**What you are asked to do:** State how many lines in the listing below include the word "ylabel". Give nothing but the number.

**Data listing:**

══════

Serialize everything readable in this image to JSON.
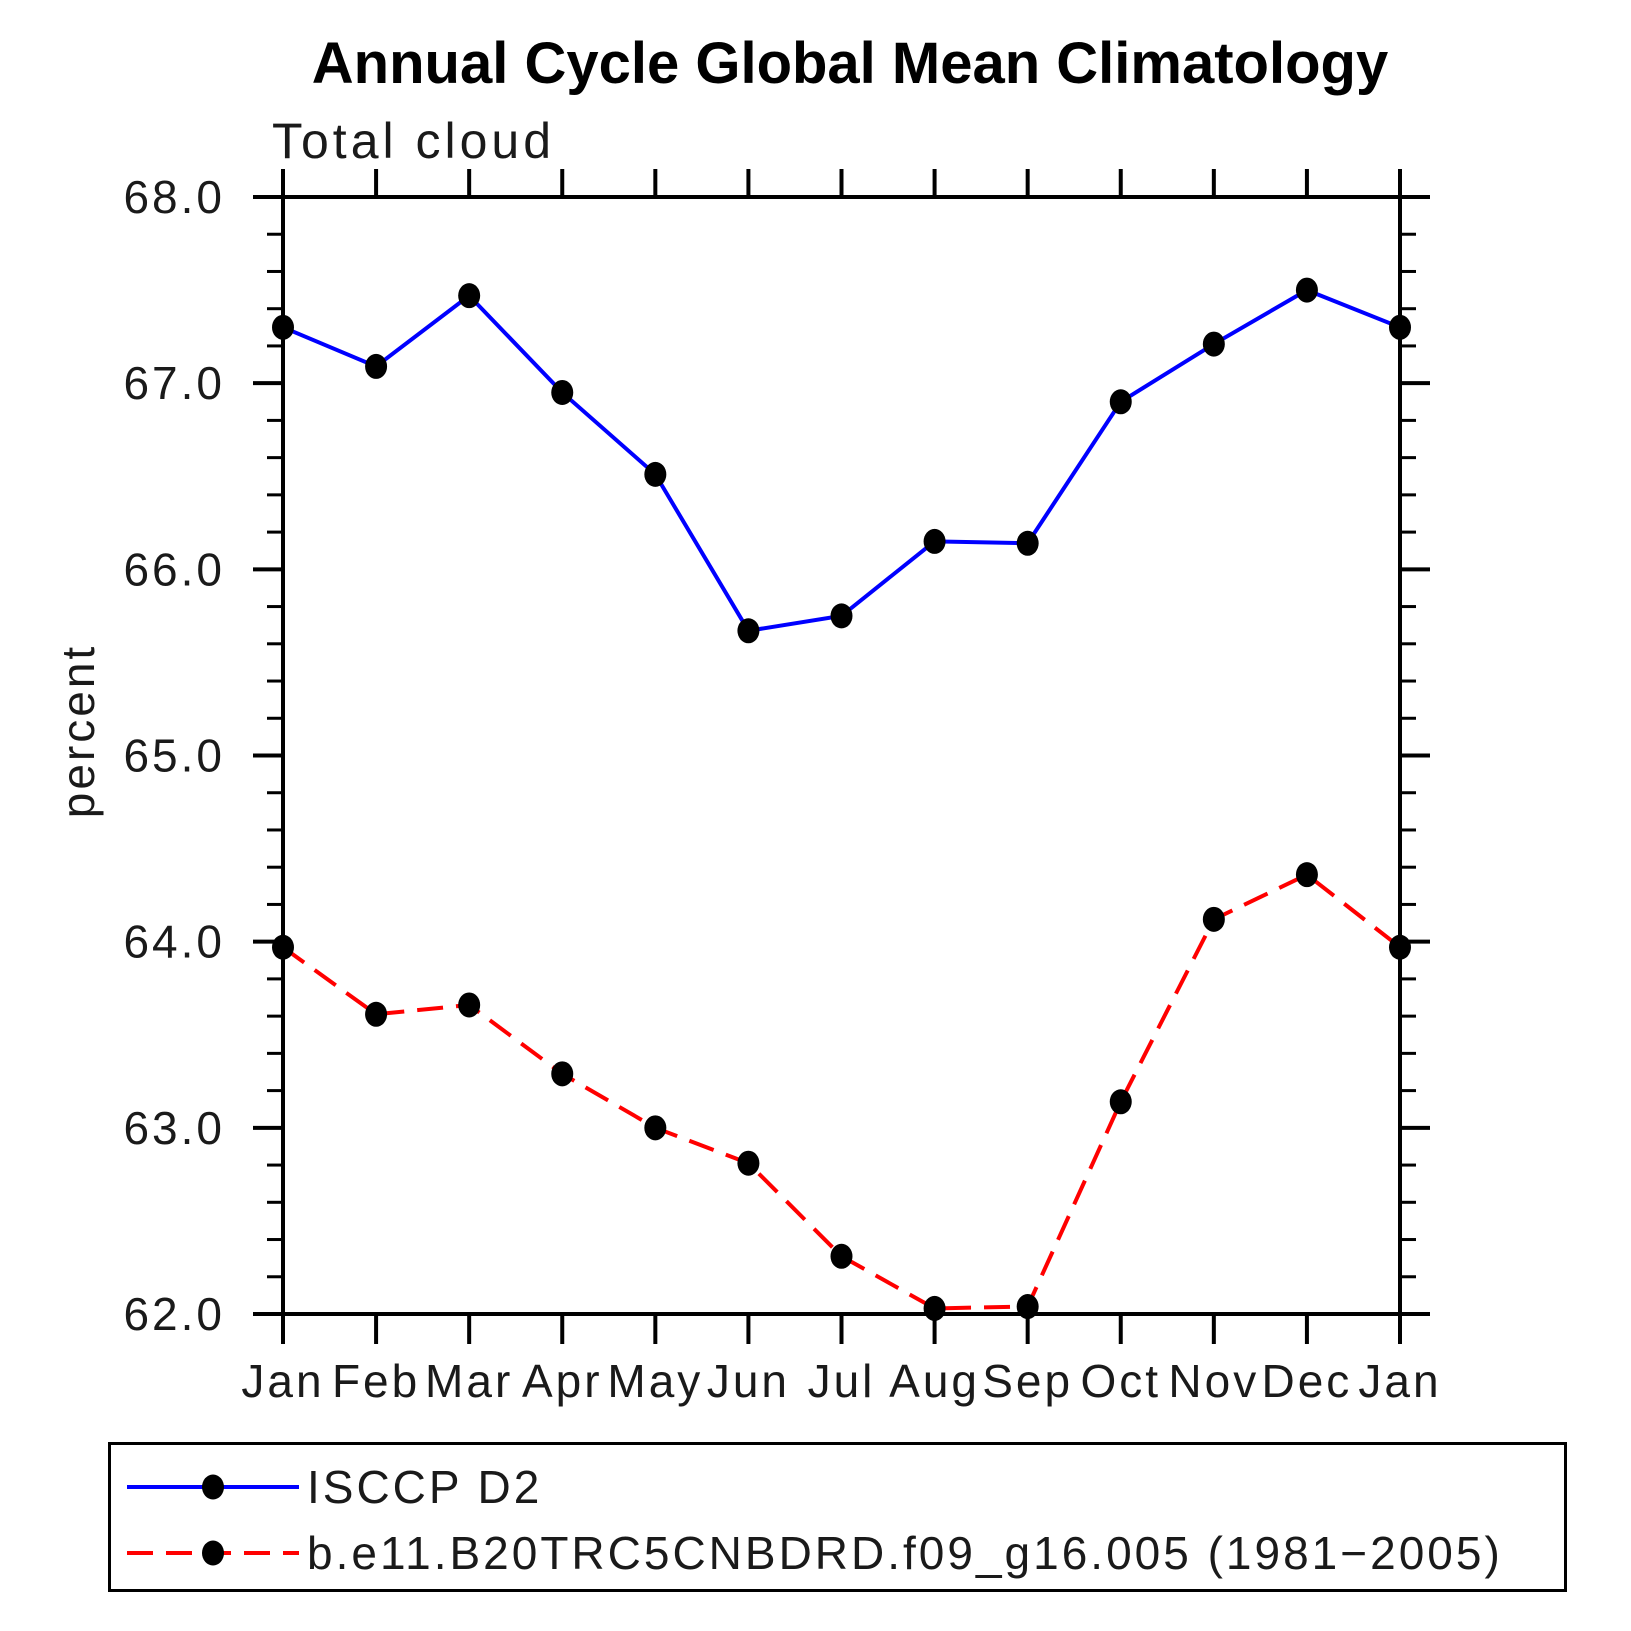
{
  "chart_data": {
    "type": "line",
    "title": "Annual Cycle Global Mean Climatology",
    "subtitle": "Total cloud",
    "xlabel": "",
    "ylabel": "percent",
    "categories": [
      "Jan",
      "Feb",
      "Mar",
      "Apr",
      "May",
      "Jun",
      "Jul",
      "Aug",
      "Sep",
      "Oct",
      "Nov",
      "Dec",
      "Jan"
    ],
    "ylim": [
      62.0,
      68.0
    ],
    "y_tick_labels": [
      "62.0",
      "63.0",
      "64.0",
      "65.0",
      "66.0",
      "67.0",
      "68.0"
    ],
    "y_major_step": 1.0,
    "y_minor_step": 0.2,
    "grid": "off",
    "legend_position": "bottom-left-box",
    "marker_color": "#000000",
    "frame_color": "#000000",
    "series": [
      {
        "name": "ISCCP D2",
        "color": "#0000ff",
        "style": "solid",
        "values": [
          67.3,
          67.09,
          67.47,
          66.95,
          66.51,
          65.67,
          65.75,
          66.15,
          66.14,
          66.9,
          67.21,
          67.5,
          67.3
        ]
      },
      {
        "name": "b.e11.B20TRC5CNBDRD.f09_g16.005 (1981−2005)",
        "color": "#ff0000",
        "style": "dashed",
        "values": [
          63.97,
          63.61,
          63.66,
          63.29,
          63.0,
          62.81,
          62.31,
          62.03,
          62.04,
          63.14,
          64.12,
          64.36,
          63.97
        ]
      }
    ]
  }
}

══════

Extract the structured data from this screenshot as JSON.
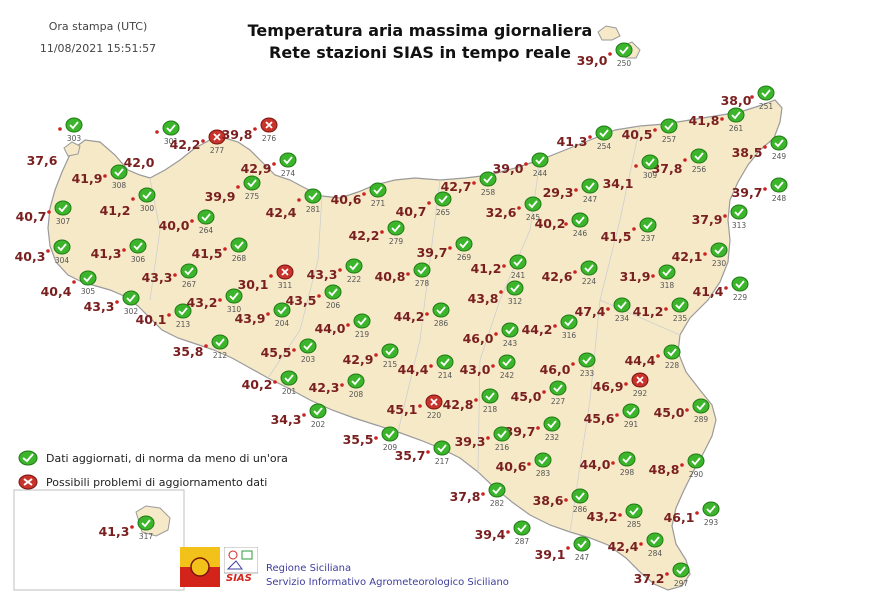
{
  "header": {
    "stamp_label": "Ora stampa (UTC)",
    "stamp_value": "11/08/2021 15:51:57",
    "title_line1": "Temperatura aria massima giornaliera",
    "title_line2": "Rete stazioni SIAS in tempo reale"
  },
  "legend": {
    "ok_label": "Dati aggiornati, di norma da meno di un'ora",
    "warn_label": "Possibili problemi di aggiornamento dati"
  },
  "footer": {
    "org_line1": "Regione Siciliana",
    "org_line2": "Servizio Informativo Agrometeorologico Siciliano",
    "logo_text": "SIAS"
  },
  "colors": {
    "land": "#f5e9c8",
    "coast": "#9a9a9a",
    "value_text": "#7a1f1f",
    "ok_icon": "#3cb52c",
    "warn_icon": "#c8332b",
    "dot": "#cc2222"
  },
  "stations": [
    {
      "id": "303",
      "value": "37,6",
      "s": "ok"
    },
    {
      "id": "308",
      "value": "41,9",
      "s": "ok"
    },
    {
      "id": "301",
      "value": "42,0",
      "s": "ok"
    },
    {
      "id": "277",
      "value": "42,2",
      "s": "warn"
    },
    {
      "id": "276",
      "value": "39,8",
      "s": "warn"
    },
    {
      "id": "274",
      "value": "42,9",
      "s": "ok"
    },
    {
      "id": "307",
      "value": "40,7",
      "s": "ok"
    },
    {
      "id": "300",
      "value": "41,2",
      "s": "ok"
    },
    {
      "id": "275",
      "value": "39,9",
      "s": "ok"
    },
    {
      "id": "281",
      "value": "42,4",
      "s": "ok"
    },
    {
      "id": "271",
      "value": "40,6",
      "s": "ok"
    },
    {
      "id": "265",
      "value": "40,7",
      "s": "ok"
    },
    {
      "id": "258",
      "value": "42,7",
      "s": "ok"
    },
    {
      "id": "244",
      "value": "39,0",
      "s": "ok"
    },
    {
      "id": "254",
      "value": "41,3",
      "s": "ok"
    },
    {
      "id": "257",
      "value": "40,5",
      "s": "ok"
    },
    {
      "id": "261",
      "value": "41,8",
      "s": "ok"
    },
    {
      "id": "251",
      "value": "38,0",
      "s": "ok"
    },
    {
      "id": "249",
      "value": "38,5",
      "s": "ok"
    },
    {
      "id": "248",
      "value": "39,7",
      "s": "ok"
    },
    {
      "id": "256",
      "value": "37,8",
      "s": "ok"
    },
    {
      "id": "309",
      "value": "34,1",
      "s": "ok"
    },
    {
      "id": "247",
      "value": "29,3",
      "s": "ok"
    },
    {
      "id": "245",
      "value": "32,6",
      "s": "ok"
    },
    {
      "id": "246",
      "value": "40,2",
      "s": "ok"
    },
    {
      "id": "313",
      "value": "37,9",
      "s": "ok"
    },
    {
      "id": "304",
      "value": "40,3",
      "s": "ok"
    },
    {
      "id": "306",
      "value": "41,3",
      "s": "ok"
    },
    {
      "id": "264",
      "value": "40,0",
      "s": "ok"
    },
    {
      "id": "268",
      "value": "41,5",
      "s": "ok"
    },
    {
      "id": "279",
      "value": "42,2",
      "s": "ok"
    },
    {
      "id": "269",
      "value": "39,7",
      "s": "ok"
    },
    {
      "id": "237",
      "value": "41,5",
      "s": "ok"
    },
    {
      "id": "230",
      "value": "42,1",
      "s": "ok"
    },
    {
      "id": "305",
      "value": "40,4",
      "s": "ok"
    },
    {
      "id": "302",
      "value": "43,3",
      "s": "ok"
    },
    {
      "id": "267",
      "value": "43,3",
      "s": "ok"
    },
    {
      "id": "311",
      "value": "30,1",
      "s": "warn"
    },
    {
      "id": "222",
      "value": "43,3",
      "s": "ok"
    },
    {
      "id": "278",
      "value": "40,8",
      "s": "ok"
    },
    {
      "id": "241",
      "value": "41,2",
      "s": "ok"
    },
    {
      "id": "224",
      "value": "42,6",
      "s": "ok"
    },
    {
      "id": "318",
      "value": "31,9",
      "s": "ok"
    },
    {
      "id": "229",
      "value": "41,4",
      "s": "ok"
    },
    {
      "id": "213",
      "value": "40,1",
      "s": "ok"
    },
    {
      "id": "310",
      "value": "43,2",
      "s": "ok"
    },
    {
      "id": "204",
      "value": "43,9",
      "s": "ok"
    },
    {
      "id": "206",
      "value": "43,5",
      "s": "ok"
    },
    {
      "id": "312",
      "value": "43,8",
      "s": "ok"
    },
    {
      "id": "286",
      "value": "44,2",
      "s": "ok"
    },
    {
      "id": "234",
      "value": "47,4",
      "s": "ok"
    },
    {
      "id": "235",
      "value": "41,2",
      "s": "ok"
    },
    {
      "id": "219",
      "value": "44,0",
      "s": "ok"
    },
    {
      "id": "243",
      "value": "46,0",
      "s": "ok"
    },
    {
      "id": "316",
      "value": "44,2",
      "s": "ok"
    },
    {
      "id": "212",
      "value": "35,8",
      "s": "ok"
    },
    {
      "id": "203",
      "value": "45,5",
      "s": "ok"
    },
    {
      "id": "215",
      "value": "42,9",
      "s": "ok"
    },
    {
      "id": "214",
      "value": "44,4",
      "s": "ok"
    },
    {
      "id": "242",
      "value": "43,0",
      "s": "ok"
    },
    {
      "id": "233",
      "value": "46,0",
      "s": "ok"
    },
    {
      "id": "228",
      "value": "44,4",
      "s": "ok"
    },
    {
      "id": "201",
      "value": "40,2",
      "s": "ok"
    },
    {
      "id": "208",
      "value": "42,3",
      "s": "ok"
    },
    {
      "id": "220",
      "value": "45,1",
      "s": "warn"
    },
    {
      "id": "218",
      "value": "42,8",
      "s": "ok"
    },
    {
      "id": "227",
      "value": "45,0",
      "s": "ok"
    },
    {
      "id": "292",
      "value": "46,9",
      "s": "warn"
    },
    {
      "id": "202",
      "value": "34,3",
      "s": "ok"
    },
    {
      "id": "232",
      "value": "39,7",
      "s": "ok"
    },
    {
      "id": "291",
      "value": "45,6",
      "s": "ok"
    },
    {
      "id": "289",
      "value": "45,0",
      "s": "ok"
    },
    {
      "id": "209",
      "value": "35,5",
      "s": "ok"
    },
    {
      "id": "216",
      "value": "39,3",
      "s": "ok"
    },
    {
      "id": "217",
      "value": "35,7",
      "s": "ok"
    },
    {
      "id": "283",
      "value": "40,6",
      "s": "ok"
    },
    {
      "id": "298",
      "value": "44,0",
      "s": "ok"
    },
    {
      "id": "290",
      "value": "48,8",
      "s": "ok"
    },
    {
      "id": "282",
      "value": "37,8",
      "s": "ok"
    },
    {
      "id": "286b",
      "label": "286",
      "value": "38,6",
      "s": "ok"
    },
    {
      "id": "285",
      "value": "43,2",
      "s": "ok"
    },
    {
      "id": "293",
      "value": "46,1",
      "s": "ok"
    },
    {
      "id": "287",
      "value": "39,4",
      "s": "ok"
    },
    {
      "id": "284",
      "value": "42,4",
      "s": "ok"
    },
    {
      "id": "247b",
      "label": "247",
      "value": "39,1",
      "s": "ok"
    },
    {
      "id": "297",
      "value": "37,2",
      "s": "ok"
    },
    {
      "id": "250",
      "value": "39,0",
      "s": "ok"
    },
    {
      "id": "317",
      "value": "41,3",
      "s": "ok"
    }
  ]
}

══════

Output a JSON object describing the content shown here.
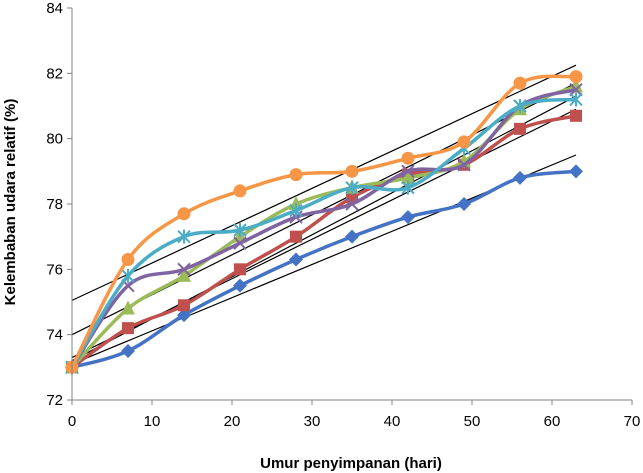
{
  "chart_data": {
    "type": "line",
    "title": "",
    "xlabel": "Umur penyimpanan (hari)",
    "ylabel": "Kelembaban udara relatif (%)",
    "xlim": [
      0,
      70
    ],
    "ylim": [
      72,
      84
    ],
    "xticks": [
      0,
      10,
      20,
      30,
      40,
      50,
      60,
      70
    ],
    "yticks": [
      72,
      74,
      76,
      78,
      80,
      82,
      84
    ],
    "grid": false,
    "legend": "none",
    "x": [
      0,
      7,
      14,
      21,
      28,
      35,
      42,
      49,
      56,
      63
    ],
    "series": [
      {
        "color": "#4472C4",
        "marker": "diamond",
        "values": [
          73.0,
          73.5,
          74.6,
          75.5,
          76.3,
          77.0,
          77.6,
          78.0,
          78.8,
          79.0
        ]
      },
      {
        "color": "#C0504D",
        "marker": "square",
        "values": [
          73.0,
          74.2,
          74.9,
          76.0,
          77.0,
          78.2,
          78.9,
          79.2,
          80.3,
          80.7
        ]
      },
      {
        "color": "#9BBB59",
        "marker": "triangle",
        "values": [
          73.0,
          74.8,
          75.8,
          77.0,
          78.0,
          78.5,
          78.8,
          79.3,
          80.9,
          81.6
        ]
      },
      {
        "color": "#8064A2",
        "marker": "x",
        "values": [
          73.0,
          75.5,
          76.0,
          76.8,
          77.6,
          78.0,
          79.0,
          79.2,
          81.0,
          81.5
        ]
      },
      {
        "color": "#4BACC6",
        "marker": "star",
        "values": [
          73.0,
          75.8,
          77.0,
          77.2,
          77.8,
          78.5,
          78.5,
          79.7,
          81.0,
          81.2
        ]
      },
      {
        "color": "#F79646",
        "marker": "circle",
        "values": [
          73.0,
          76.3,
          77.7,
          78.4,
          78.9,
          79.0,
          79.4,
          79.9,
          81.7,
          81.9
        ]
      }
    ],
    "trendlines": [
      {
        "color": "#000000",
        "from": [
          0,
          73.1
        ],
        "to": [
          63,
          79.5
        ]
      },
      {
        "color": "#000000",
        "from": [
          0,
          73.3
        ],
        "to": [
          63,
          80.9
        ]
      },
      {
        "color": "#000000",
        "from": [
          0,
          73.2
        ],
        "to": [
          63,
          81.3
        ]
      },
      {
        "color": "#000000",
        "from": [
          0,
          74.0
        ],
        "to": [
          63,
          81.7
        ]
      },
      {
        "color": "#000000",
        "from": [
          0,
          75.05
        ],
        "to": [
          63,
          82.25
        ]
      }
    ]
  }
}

══════

**Written answer:** 2